▶ _Actions to take_
1/ In the text on chemical analyses, at what temperature and for how long were samples combusted in the muffle furnace to determine ash content?
2/ Reproduce a passage of the text on chemical analyses verbatim. Start at the words "The lipid peroxidation" and end after "kg of meat.".

▶ _Text for analysis_

▶

Chemical analyses of diet, freeze-dried pasture and breast muscles

The dry matter of the diet, freeze-dried pasture and breast muscles was determined by drying the samples in an oven at 105 °C to a constant weight. The ash content was determined after combustion of samples in a muffle furnace at 500 °C for 12 h. The ether extract was obtained by extraction with petroleum ether according to the Soxhlet method in a Soxtec 1043 apparatus (FOSS Tecator AB, Höganäs, Sweden), and the protein content was detected using the Kjeldahl method on a Kjeltec Auto 1030 Analyser (Tecator, Höganäs, Sweden).

The concentrations of lutein and zeaxanthin in the samples were measured by high-performance liquid chromatography (HPLC) according to a modified method of Froescheis et al. (2000). The HPLC instrument (VP series; Shimadzu, Kyoto, Japan) was equipped with a diode array detector. A Kinetex C18 column (100 × 4.6 mm; 2.6 µm; Phenomenex, Torrance, CA) was used. A gradient system was applied with acetonitrile:water:ethyl acetate (88:10:2) as eluent A and acetonitrile:water:ethyl acetate (88:0:15) as eluent B.

The α-tocopherol, γ-tocopherol and retinol contents were analysed in accordance with the European standards EN 12822 (2000) and EN 12823-1 (2000), respectively, by a Shimadzu HPLC system (VP series; Shimadzu, Kyoto, Japan) equipped with a diode array detector. The samples were subjected to alkaline saponification with 60% potassium hydroxide followed by the appropriate extraction with diethyl ether.

The lipid peroxidation levels in fresh breast meat and meat stored for five days at 4 °C were evaluated by chromatographic analysis (Shimadzu HPLC system (VP series; Shimadzu, Kyoto, Japan) equipped with a diode array detector) using the modified method mentioned in the study of Czauderna et al. (2011). The column utilised was a Phenomenex C18 column (Synergi 2.5 µm, Hydro-RP, 100 Å, 100 mm × 3 mm) (Phenomenex, Torrance, CA). Solvent A consisted of water–acetonitrile (95:5, v/v), and solvent B consisted of acetonitrile. The lipid oxidative stability was expressed as mg of malondialdehyde (MDA) per kg of meat.

◀

▶ _Extracted data_
▶

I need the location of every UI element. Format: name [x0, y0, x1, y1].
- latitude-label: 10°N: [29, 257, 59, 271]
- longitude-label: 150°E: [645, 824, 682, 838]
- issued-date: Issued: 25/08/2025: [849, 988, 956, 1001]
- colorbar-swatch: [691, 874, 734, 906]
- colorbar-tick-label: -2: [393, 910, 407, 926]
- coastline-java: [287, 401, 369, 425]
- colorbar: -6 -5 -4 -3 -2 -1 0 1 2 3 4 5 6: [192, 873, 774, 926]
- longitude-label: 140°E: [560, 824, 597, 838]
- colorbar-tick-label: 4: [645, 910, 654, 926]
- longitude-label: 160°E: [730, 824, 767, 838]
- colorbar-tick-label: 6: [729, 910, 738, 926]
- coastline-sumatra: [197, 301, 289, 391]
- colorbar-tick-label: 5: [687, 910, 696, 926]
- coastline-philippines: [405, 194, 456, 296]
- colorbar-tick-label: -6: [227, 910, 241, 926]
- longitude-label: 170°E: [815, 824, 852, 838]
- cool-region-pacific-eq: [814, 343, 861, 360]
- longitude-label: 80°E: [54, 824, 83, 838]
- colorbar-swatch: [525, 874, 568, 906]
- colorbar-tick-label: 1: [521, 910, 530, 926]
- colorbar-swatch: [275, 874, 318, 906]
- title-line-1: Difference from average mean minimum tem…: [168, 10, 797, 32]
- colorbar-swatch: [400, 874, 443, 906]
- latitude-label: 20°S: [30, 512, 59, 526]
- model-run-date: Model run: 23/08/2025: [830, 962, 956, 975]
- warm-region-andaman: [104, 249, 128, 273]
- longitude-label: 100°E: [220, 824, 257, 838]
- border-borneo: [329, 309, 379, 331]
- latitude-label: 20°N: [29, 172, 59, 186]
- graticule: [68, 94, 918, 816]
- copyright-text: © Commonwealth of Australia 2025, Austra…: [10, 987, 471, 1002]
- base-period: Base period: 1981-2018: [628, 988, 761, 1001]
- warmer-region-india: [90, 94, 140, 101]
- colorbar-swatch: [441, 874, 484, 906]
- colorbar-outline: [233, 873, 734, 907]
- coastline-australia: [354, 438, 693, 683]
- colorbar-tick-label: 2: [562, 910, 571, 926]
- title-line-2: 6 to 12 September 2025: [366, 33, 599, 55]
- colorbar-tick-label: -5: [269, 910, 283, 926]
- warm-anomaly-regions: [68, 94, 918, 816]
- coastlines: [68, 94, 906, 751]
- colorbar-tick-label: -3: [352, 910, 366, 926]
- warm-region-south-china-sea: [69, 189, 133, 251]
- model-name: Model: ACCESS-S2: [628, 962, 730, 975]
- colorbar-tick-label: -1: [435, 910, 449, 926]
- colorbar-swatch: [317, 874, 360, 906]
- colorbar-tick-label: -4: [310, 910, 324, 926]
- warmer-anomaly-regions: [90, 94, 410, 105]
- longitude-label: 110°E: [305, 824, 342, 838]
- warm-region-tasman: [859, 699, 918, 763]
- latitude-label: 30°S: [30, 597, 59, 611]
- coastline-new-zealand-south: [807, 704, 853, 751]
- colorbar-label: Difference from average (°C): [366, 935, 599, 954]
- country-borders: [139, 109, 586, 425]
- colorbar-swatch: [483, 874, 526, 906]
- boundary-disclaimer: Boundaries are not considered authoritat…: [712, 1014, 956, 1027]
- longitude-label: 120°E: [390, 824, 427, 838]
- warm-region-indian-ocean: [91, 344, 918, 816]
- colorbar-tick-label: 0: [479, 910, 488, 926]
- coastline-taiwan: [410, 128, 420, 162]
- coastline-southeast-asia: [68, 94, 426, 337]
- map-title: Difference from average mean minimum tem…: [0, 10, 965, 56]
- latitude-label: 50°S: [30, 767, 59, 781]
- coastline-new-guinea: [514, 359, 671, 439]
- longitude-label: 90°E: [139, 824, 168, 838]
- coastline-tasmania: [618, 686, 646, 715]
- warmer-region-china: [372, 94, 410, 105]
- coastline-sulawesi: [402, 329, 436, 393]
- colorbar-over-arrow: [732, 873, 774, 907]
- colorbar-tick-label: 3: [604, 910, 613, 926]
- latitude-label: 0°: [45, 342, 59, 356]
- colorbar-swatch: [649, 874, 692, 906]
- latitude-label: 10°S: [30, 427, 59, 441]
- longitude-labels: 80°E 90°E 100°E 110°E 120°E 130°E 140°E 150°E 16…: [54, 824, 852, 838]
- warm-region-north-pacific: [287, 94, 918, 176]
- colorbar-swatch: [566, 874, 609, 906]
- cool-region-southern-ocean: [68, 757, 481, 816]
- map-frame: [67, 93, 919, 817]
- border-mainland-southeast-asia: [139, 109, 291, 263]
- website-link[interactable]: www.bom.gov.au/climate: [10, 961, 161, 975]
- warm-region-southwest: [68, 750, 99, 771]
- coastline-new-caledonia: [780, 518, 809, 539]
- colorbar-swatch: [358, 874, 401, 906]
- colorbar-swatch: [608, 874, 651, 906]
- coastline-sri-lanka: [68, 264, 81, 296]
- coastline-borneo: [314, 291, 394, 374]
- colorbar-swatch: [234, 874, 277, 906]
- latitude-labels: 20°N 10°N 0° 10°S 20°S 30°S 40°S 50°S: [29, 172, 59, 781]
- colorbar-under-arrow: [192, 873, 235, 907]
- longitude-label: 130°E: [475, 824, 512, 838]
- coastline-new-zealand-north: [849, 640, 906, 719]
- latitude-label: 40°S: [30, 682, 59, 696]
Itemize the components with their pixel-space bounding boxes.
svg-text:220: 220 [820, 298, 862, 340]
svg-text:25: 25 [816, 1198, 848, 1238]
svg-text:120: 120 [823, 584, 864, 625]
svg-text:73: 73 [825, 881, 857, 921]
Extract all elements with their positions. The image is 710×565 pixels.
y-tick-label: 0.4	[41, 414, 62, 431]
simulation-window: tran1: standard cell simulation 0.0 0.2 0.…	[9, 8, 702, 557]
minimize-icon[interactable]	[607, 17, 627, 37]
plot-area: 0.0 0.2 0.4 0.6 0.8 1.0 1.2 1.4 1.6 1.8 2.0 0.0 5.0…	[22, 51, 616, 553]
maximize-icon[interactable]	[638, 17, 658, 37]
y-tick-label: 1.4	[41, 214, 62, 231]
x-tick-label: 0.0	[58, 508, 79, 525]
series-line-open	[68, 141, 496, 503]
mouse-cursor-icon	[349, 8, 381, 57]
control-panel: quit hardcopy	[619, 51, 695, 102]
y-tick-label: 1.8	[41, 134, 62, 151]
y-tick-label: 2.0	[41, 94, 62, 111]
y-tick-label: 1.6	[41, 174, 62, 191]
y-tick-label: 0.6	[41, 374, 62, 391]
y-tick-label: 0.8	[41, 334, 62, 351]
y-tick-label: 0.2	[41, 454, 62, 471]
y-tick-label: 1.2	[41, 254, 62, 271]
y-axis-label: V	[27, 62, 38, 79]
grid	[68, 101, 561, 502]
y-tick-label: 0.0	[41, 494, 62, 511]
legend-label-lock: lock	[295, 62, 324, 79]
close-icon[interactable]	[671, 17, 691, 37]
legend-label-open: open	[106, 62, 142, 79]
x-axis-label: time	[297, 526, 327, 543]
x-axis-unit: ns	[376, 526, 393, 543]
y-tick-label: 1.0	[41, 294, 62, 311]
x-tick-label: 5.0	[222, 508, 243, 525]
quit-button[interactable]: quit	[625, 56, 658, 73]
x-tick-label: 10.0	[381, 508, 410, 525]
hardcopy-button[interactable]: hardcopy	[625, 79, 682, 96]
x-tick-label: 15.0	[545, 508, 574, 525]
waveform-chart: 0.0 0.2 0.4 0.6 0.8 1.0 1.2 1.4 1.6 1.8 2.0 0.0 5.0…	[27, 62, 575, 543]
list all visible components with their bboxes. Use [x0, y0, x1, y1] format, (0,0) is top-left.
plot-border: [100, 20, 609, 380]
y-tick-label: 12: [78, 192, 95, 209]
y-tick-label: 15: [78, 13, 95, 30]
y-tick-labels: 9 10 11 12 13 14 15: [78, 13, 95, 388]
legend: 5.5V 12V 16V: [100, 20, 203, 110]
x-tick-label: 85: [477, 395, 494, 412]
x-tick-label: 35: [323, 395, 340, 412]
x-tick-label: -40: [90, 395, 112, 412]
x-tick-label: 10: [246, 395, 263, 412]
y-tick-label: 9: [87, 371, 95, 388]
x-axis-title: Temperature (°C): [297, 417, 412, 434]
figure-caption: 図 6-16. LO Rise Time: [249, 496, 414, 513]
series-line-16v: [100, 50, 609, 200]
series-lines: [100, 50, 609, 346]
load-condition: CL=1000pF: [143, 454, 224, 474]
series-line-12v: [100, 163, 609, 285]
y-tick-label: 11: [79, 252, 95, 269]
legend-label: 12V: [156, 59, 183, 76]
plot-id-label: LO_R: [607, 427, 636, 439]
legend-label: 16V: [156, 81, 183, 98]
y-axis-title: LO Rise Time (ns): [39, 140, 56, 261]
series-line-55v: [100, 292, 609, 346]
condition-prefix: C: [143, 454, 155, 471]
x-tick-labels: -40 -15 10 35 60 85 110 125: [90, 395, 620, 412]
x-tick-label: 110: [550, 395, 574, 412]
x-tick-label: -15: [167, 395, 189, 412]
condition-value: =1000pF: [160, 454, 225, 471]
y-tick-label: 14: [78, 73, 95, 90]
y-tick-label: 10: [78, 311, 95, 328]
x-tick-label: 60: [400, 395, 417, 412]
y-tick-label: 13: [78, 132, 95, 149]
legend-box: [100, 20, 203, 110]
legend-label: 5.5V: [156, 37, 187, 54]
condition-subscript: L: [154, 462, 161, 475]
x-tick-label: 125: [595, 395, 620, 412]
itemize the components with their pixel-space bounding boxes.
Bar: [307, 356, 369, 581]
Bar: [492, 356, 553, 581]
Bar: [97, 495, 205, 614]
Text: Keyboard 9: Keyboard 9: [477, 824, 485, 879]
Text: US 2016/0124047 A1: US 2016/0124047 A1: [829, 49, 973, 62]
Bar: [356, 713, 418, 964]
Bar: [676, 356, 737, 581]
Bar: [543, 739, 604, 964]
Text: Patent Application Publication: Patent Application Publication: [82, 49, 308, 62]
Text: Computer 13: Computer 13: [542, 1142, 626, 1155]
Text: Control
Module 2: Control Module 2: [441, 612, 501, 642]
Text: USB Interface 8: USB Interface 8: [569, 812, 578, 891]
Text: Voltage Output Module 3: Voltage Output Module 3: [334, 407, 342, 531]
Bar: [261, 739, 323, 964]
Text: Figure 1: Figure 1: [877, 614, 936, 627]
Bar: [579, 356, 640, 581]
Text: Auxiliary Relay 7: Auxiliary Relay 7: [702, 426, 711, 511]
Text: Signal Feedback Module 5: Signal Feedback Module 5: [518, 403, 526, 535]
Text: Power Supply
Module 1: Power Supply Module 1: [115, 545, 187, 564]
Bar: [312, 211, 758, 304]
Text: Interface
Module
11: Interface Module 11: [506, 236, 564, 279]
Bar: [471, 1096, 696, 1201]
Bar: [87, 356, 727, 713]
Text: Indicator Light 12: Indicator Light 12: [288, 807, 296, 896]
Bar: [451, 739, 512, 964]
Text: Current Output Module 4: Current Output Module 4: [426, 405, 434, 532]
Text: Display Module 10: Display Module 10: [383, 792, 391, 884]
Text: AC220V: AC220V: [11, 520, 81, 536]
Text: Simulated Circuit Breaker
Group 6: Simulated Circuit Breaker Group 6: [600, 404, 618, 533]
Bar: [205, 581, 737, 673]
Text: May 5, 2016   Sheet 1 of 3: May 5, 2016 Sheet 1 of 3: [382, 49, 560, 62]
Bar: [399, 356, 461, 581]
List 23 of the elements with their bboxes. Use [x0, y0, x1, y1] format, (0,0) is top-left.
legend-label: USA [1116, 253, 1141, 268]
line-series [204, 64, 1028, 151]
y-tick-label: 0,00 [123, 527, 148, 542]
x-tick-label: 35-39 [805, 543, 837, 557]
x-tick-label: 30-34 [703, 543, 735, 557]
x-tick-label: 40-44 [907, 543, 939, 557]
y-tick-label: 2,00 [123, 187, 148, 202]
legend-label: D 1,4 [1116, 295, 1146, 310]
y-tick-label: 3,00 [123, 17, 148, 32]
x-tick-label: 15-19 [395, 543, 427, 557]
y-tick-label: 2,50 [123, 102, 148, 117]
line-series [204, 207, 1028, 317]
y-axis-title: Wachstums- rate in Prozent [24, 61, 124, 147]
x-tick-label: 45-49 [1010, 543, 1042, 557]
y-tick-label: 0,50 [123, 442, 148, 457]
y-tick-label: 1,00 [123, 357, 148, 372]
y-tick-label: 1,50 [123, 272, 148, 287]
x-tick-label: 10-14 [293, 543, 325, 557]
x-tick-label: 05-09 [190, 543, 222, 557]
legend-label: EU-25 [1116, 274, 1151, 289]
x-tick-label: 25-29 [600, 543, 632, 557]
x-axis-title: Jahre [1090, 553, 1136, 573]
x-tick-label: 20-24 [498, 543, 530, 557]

◀

▶ _Set of answers_
1/ At 500 °C for 12 h.

2/
The lipid peroxidation levels in fresh breast meat and meat stored for five days at 4 °C were evaluated by chromatographic analysis (Shimadzu HPLC system (VP series; Shimadzu, Kyoto, Japan) equipped with a diode array detector) using the modified method mentioned in the study of Czauderna et al. (2011). The column utilised was a Phenomenex C18 column (Synergi 2.5 µm, Hydro-RP, 100 Å, 100 mm × 3 mm) (Phenomenex, Torrance, CA). Solvent A consisted of water–acetonitrile (95:5, v/v), and solvent B consisted of acetonitrile. The lipid oxidative stability was expressed as mg of malondialdehyde (MDA) per kg of meat.